----- RECORDS FOR THIS EXERCISE
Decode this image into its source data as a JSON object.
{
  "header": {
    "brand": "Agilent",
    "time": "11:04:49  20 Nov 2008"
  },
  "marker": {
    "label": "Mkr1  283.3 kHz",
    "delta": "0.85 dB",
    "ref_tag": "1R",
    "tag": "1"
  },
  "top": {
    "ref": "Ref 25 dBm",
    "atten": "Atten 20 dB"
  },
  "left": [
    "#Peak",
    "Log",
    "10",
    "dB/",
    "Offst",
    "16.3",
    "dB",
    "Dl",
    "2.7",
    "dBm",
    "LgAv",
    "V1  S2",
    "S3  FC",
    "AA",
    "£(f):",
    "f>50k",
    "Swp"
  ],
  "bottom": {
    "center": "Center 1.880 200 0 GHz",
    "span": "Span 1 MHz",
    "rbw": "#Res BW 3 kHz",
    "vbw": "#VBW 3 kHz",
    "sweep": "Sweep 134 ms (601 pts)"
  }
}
----------
Could you reproduce every record above exactly as it appears?

§ **FINAL RESULT**
Decode this image into its source data as a JSON object.
{
  "header": {
    "brand": "Agilent",
    "time": "11:04:49  20 Nov 2008"
  },
  "marker": {
    "label": "Mkr1  283.3 kHz",
    "delta": "0.85 dB",
    "ref_tag": "1R",
    "tag": "1"
  },
  "top": {
    "ref": "Ref 25 dBm",
    "atten": "Atten 20 dB"
  },
  "left": [
    "#Peak",
    "Log",
    "10",
    "dB/",
    "Offst",
    "16.3",
    "dB",
    "Dl",
    "2.7",
    "dBm",
    "LgAv",
    "V1  S2",
    "S3  FC",
    "AA",
    "£(f):",
    "f>50k",
    "Swp"
  ],
  "bottom": {
    "center": "Center 1.880 200 0 GHz",
    "span": "Span 1 MHz",
    "rbw": "#Res BW 3 kHz",
    "vbw": "#VBW 3 kHz",
    "sweep": "Sweep 134 ms (601 pts)"
  }
}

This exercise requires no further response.